The chronology chart offers a snapshot of historical events and people at Great Falls.
Over ten thousand years of human history can be experienced here.
Source: National Park Service-Great Falls
Great Falls Park (Photo: Wikipedia)
10,500 BC Paleo-Indians were the first people known to inhabit the area.
8,000 BC - 1700 The area around Great Falls served as a meeting place for Native Americans, especially members of the Powhatan Confederacy and the Iroquois Nation.
1649 King Charles II of England gave all the land between the Rappahanock and Potomac rivers to seven Englishmen as property.
1719 Thomas (6th Baron) Lord Fairfax inherited the property.
1737 Thomas Lord Fairfax set aside 12,588 acres in the area of Great Falls for himself.
1759 Bryan (8th Baron) Lord Fairfax (close friend of George Washington) received some of the land near Great Falls from his cousin, Thomas Lord Fairfax.

______________________________

# Task brief
Please copy the Great Falls chronology above word for word, from its first line to its last.

______________________________

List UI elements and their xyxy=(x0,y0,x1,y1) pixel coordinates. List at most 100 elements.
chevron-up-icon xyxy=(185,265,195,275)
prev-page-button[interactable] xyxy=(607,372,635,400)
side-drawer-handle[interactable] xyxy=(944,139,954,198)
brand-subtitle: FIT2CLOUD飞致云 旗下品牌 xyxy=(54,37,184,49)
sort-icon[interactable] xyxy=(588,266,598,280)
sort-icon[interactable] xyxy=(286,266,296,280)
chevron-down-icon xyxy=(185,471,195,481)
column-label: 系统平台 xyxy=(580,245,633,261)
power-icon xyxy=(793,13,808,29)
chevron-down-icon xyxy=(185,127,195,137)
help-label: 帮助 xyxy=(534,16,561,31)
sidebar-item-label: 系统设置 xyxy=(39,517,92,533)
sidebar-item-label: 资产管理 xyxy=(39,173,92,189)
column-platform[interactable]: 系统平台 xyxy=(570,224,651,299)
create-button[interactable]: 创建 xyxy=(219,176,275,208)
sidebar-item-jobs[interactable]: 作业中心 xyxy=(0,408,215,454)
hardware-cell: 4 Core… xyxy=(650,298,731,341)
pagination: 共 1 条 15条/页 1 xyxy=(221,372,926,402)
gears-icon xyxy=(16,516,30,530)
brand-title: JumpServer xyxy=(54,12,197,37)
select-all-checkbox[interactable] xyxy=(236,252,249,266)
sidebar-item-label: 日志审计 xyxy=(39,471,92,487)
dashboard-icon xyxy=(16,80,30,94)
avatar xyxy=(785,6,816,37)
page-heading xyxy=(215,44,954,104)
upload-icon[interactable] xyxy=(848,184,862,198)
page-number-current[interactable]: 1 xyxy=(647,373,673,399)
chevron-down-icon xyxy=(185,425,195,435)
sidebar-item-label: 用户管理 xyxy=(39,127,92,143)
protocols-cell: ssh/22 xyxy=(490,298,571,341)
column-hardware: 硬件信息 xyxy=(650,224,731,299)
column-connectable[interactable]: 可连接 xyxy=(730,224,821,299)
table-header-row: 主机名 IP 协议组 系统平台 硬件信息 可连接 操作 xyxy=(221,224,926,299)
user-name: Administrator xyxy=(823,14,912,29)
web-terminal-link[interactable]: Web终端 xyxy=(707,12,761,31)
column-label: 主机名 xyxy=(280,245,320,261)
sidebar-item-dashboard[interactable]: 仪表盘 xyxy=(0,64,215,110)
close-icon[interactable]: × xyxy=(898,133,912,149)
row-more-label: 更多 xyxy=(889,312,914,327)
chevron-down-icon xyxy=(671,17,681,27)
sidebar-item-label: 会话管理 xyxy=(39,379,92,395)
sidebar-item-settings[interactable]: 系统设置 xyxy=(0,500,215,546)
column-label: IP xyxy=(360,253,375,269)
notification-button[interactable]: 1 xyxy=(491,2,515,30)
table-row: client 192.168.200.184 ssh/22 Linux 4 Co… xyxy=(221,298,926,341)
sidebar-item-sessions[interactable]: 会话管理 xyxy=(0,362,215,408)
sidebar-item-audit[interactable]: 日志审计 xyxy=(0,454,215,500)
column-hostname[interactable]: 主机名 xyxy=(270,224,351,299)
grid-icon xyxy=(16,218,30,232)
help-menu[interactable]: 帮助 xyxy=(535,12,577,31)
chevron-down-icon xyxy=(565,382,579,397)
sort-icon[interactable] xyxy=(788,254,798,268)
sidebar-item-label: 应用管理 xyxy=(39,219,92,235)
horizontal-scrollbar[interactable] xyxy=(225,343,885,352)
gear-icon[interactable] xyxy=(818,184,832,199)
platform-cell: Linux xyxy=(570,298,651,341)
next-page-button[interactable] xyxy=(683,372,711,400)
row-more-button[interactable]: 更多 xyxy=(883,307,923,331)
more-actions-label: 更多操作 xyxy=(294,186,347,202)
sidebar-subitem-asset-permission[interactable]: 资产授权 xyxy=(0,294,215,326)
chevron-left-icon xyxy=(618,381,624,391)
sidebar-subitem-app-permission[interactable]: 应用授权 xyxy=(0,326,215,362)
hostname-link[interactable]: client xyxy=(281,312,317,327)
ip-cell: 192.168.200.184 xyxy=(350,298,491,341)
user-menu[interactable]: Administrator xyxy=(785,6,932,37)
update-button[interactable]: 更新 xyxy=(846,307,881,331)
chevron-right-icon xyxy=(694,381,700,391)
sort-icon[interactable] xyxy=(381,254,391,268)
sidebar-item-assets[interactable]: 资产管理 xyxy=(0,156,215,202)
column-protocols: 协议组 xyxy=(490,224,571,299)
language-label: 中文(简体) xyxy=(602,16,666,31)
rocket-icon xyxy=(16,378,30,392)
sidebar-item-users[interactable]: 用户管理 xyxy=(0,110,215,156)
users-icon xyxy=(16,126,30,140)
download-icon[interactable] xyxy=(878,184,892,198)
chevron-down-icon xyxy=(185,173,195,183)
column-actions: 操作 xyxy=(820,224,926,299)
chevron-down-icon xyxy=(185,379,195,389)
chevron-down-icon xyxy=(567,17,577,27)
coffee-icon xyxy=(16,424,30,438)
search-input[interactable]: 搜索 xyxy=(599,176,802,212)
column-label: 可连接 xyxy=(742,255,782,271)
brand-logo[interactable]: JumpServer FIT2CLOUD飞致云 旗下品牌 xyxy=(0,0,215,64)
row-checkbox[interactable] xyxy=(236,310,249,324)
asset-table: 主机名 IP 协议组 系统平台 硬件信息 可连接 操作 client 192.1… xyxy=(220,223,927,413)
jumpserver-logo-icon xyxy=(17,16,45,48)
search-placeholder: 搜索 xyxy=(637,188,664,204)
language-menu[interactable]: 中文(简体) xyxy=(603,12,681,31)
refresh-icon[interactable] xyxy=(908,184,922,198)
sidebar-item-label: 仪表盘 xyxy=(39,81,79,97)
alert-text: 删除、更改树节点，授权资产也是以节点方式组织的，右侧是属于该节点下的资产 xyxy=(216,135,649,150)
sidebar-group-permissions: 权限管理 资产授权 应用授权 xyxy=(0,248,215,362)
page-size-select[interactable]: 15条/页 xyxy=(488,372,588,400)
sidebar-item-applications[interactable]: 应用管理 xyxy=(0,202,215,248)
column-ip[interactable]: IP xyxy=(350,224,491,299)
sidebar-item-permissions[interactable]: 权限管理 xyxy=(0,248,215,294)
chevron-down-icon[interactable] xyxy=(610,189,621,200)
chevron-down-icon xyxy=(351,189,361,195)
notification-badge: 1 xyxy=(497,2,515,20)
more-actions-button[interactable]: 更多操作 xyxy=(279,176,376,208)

______________________________

# Solution to this problem
The chronology chart offers a snapshot of historical events and people at Great Falls.
Over ten thousand years of human history can be experienced here.
Source: National Park Service-Great Falls
Great Falls Park (Photo: Wikipedia)
10,500 BC Paleo-Indians were the first people known to inhabit the area.
8,000 BC - 1700 The area around Great Falls served as a meeting place for Native Americans, especially members of the Powhatan Confederacy and the Iroquois Nation.
1649 King Charles II of England gave all the land between the Rappahanock and Potomac rivers to seven Englishmen as property.
1719 Thomas (6th Baron) Lord Fairfax inherited the property.
1737 Thomas Lord Fairfax set aside 12,588 acres in the area of Great Falls for himself.
1759 Bryan (8th Baron) Lord Fairfax (close friend of George Washington) received some of the land near Great Falls from his cousin, Thomas Lord Fairfax.